=== Seçilen Metin ===

Mustafa Altınsoy*
Bu yaz Erzurum’a doğru giderken yol üzerinde uğradığım bir ilçemizde ilçe millî eğitim müdürüyle eğitim üzerine biraz hasbihal ettik. En çok şikâyet ve serzenişte bulunduğu konu, yeni nesil öğretmenlerin yetersizliğiydi.
Müdürümüz bu konuda diyor ki; “Hoca’m; yeni gelen öğretmenlerin akıllı tahtalar olmazsa ders anlatacak birikimleri, yetenekleri yok. Kültür ve irfandan yoksunlar. Kendi başlarına birkaç kelimelik cümle kuracak, kıssa anlatacak, öznesi yüklemi belli olan doğru düzgün cümlelerle konuşabilecek durumda değiller. Gönüllere hitap edemiyorlar. Ayrıca uzun süren KPSS ve atama süreçlerinden olumsuz etkilendiklerinden Bakanlık politikalarına karşı da önyargılılar…”
Oysa eğitim sistemi, her biri lider olması gereken öğretmenlerimizin kalitesi kadardır.
“Maarif demek, muallim (öğretmen) demektir. Talebeyi işleyen, şekillendiren, terbiye eden, talim eden ve talim ettirendir. Bir ömür taşıyacağı ruhu veren kimsedir. Şahsiyetlerin manevî cephesine şekil verip istikametini belirleyen kişidir. Dünyanın en zor mesleği olan öğretmenlikte farklı zekâ ve özellikleri olan çocukları idare etmek, bir arada tutmak, hem eğitici hem öğretici pozisyonunda onları motive etmek kolay iş değildir.”(1)
Ülkemizde son yıllarda eğitim alanında büyük yatırımlar yapıldı. Fiziki bakımdan çok güzel okul binaları inşa edildi. Sınıflardaki öğrenci ortalamaları düşürüldü. Pek çok alanda sağlanan önemli teknolojik yenilik ve gelişmenin yanında tabletler dağıtıldı. Ancak bu teknolojik yeniliklerin ve uygulamaların nerede, nasıl kullanılmasının daha faydalı olacağını çocuklarımıza anlatacak, uygulayacak, onları yönlendirecek, değişiklikleri yorumlayacak kişi; eğitimin en önemli bileşeni olan öğretmenlerdir. Öğretmenlerimiz iyi yetiştirilmiş, idealist ve donanımlı ise müfredat çok iyi hazırlanmamış olsa bile konuları sağlıklı bir şekilde yorumlayarak öğrencileri doğru yönlendirebilir.
Maalesef, yeni gelen öğretmenlerimizin çoğunun yaşanmış bir hayat hikâyeleri yok. İlk göreve gelirken ilkokul çağındaki öğrenciler gibi büyükleriyle geliyorlar. Kendilerine göre bir kibirlenme ve bencillikleri var, ancak özgüvenleri yok. Rahat yetişmiş, toplumun yükünü kaldırma konusunda bir idealleri, tecrübeleri yok. Hâliyle bu öğretmen, öğrencisine de herhangi bir idealizm aktaramıyor. Helikopter anneler ve babalar tarafından aşırı koruma ile yetiştirilmiş olan gençler mücadele etmesini bilmediğinden zorluklar karşısında hemen pes ediyor. Sorun çözme becerileri olmadığından sınıf hâkimiyetini sağlayamıyor.

===

Yeni nesil öğretmenlerin yetersizliğini ele alan yazıyı son cümlesinden sonra sürdürün. Aşağıdaki malzemenin bu metinle hiçbir ilgisi yoktur.

=== Sağlanan Bilgiler ===

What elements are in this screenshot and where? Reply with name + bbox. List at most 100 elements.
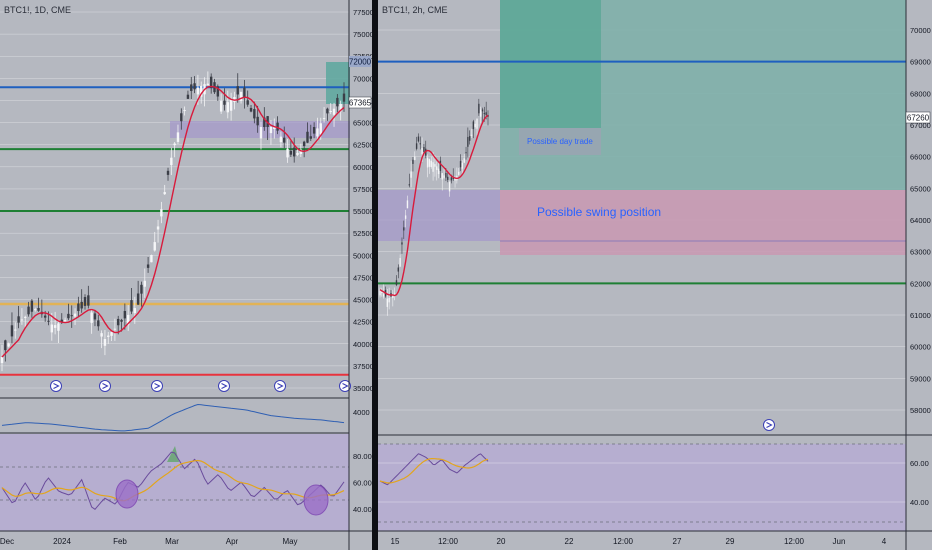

===

Beklenen Yanıt —
Şu anda yeni gelip öğrencinin karşısına geçirdiğimiz öğretmenin kendisinin öğretmene ihtiyacı var. Daha kendisi olgunlaşmadan, pişmeden öğrenciyi pişirmeye çalışıyor. Bu durum evliliklerine de yansıyor. Otuz yaşına gelmiş, halen ‘evliliğe hazır değilim’ diyor. Neye nasıl hazır olunur bilmeyen, kendi problemlerini aşamayan, kendini yetkin görmeyen birisi başkalarına nasıl özgüven verebilir? “Taç başı akıllandırır, göç yolda dizilir.” derler. Şimdi ise iki kişinin sorumluluğunu üzerine alıp aile kurmak için yola çıkamıyorlar.
Ülkenin sosyolojisini bilmedikleri gibi öğrenmek için de çaba harcamıyorlar. Yerel halk ile iletişim kuramıyorlar. Bulundukları bölgenin sosyal hayatına uyum sağlamak yerine “sosyal hayat yok” diye çoğu alışveriş için daha büyük şehirlere gitmeyi tercih ediyorlar. Hayattan kopuk kişilik ve kimliği oturmamış kişilerin yüksek lisans ve doktora diplomaları ile sertifikalarının öğrenci karşısında bir önemi olmuyor. Kendisine güvenemediği için öğrenciyle iletişim kurmaktan, öğrencinin gözünün içine bakmaktan korkan bir öğretmen, araya mesafe koymayı tercih ediyor.
Anadolu kasabalarına yeni gelen öğretmenlerin pek çoğu hayatlarında ilk defa bahçede domates, biber; dalında meyve, bağında üzüm görüyor. Yirmi – yirmi beş yaş aralığındaki bu gençlerimiz eğitim fakültesi mezunu ve geleceğin öğretmenleri oluyorlar.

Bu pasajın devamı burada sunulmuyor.